- **Task prompt**
Read the listing and extract each line that includes the word "информации".

— begin Items —

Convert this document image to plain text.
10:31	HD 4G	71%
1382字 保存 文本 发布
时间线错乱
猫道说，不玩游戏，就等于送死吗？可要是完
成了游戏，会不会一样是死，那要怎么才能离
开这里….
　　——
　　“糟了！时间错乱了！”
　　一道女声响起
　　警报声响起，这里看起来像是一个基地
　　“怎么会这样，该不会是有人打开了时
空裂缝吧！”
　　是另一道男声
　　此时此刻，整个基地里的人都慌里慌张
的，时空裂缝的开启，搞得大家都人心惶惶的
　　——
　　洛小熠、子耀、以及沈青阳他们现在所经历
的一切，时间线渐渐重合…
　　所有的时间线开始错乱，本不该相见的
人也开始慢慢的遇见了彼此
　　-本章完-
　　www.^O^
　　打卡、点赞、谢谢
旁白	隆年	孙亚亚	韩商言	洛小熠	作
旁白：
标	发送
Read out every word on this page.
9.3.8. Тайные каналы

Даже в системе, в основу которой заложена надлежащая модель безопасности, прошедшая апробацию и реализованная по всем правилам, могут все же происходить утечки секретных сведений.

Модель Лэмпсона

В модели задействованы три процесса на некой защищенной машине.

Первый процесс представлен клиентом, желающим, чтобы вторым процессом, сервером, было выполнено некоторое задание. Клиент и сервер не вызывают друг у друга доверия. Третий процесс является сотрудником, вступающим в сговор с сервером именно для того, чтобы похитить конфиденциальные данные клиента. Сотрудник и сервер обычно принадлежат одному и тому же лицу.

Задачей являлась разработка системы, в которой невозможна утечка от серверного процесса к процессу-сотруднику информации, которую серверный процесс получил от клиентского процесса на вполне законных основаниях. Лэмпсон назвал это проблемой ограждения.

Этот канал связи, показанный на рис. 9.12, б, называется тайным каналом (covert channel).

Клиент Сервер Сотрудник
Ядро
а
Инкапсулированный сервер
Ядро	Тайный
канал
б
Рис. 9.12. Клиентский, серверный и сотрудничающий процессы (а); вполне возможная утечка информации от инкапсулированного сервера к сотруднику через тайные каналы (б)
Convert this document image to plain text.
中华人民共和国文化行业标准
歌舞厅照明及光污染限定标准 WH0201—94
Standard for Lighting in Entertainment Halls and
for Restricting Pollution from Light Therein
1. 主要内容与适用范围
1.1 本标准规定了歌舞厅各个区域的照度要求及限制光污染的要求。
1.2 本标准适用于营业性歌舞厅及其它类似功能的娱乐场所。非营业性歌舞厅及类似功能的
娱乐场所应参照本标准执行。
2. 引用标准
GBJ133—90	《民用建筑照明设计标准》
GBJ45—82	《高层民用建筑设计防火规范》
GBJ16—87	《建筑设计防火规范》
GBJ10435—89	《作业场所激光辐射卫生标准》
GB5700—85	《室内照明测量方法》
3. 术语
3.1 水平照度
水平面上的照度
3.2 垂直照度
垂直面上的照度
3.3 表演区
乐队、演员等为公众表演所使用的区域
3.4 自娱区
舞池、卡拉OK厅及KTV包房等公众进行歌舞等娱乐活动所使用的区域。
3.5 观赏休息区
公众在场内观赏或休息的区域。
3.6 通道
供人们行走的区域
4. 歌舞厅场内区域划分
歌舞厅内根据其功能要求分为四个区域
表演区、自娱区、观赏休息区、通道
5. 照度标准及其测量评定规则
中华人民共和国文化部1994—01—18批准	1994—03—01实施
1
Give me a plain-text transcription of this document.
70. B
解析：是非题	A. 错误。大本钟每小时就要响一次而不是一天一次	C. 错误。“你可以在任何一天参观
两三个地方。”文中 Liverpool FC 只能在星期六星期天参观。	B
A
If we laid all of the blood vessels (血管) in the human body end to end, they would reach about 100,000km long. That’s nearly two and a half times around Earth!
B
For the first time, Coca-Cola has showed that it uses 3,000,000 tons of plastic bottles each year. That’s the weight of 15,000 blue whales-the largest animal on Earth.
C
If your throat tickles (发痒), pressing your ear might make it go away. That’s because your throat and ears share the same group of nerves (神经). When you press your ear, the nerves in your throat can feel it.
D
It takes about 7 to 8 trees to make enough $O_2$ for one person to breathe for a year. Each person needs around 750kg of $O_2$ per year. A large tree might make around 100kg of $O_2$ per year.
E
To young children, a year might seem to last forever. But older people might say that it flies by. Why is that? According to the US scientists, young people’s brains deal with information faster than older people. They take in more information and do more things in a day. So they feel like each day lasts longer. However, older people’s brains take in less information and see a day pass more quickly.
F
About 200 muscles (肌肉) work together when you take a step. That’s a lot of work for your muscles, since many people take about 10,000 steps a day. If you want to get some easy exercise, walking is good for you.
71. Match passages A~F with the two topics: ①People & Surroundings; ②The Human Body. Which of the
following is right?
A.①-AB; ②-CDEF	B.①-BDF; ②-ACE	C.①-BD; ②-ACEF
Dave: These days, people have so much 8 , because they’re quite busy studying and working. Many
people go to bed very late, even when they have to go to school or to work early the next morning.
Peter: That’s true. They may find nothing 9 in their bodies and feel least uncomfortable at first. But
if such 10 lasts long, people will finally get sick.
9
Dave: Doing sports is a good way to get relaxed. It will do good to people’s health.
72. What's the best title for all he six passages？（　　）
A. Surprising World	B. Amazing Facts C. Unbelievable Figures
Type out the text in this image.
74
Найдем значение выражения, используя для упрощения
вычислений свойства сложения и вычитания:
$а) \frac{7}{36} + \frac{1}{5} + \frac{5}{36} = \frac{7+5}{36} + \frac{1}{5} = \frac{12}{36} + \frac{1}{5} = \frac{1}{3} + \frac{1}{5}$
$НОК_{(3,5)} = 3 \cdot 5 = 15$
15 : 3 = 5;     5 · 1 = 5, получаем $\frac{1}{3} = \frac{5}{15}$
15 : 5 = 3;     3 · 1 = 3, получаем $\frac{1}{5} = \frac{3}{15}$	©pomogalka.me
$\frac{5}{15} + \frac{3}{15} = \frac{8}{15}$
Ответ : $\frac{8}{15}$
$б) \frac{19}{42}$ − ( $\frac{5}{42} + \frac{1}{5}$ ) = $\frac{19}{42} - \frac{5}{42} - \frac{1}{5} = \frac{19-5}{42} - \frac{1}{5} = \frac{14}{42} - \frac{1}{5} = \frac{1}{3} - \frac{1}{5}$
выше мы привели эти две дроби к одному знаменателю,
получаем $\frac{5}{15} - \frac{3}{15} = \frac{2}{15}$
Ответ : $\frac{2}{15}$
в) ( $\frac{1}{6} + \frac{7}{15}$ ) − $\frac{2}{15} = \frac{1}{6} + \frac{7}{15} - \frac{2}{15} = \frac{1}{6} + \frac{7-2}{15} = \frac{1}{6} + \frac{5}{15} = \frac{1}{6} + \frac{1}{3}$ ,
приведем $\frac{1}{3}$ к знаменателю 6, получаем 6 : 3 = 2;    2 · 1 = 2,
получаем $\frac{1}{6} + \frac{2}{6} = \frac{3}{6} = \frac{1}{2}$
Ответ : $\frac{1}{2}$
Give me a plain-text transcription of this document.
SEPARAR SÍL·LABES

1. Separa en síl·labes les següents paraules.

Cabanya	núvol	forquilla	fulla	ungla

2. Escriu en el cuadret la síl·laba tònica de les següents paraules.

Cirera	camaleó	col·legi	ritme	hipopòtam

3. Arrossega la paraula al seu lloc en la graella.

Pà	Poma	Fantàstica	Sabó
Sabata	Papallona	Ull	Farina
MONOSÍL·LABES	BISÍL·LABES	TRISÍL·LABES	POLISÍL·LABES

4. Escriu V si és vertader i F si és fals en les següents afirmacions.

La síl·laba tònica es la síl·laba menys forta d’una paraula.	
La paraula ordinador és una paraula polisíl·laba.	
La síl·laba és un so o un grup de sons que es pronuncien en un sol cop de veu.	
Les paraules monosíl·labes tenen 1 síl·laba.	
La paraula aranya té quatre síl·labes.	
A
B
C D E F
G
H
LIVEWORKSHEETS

— end Items —

- **Written response**
Задачей являлась разработка системы, в которой невозможна утечка от серверного процесса к процессу-сотруднику информации, которую серверный процесс получил от клиентского процесса на вполне законных основаниях. Лэмпсон назвал это проблемой ограждения.
Рис. 9.12. Клиентский, серверный и сотрудничающий процессы (а); вполне возможная утечка информации от инкапсулированного сервера к сотруднику через тайные каналы (б)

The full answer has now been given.